Given instruction
Establish how many lines in the material include the string "целей" and report it as a lone number.

* Start The input *

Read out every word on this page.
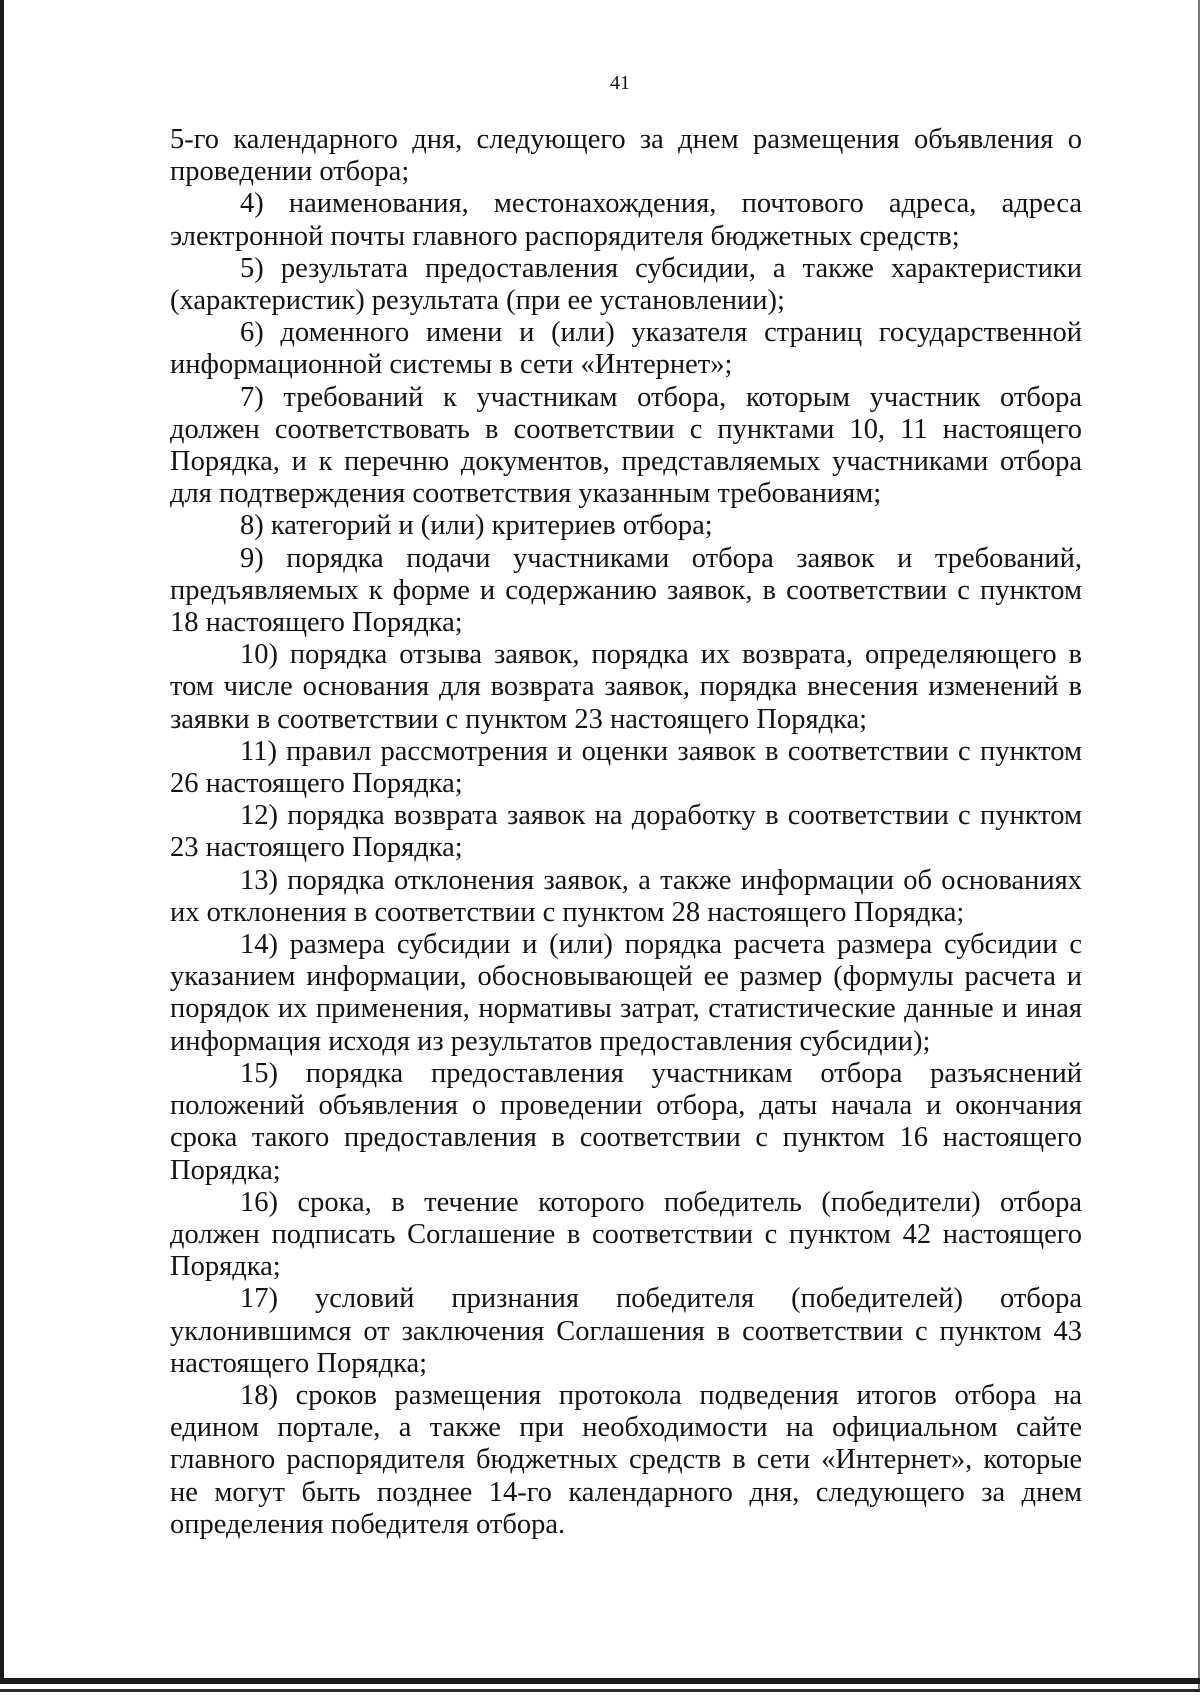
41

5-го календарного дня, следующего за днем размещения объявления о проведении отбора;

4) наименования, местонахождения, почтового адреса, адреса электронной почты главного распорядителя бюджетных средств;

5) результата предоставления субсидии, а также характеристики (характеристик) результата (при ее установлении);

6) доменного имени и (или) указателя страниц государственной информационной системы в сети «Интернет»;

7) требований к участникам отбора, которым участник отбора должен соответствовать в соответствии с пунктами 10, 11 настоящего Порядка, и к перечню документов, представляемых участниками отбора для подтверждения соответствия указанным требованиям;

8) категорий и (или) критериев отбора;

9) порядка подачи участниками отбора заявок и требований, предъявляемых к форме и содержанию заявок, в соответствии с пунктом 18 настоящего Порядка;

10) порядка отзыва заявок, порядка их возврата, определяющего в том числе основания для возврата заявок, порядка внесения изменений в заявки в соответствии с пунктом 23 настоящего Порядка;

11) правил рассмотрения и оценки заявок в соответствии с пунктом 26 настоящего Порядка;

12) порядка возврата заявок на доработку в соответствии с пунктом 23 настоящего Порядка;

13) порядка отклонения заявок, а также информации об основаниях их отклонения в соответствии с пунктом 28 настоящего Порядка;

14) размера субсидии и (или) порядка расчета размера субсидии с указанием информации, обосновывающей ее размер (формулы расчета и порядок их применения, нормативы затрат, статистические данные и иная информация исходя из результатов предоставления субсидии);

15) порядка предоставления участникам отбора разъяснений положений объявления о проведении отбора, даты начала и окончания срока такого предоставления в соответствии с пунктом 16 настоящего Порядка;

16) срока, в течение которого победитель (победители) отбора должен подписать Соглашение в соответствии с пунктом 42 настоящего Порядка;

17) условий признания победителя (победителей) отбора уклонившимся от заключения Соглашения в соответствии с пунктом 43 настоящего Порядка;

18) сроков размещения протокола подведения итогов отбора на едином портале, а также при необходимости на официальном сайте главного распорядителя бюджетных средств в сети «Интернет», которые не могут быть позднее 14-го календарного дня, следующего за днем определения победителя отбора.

* End The input *
* Start The input *

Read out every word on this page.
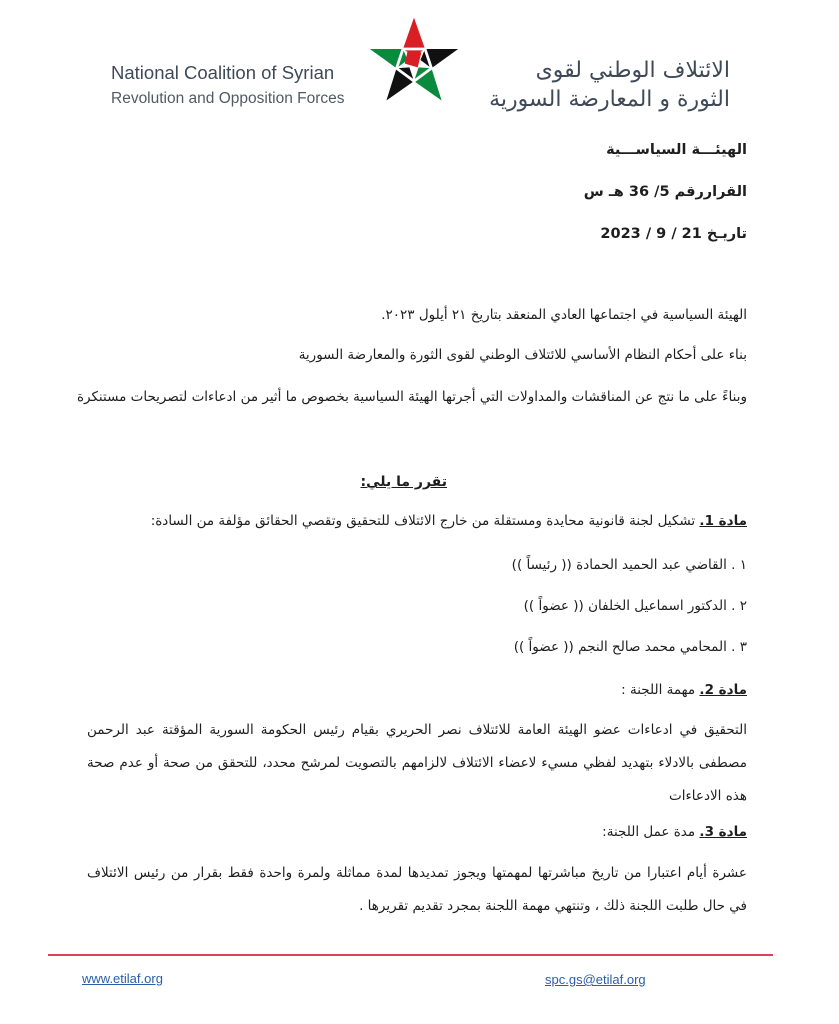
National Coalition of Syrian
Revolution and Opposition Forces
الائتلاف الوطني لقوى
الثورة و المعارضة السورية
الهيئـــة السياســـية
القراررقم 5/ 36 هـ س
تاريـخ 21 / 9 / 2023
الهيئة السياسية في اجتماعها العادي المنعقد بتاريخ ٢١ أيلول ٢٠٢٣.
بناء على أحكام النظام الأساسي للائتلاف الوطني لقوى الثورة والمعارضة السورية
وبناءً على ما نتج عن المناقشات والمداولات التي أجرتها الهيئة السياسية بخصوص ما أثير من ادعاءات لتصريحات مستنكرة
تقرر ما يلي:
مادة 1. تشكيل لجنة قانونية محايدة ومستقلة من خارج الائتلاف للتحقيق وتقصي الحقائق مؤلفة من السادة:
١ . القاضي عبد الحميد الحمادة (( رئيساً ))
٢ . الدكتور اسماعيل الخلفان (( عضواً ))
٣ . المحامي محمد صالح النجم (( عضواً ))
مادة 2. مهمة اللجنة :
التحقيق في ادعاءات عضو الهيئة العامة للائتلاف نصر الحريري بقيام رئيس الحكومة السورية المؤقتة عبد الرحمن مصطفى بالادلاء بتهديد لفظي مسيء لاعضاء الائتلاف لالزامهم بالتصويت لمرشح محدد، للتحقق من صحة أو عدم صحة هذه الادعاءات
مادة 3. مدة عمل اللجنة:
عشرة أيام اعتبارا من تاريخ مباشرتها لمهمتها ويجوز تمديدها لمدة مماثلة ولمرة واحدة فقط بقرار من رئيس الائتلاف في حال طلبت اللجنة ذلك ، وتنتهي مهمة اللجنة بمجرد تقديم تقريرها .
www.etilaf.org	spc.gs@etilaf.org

* End The input *
* Start The input *

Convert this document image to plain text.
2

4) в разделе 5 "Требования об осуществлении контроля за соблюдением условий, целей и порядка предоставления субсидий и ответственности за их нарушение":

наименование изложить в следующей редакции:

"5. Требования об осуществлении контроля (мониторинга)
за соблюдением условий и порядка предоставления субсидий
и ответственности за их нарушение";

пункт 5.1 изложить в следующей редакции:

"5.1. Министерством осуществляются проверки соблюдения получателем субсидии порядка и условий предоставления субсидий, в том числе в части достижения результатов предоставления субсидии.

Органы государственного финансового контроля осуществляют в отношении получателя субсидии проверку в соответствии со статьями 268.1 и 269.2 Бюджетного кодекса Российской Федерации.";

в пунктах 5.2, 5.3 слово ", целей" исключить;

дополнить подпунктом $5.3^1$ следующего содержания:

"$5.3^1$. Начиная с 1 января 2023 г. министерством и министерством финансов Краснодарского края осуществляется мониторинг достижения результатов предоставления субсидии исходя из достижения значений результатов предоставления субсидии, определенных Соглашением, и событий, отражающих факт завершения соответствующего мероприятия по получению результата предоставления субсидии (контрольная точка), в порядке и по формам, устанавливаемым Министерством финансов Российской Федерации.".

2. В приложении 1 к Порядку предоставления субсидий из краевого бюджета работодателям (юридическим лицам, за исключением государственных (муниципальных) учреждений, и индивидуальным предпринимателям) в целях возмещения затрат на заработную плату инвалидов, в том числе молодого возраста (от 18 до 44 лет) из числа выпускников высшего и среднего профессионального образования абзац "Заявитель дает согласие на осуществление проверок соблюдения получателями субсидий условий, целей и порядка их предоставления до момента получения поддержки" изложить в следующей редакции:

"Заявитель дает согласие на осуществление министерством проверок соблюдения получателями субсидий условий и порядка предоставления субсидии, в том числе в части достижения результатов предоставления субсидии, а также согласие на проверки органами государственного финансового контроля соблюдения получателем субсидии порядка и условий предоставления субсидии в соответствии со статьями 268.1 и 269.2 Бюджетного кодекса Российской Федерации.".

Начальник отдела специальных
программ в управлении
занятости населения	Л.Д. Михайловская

* End The input *

Expected output
3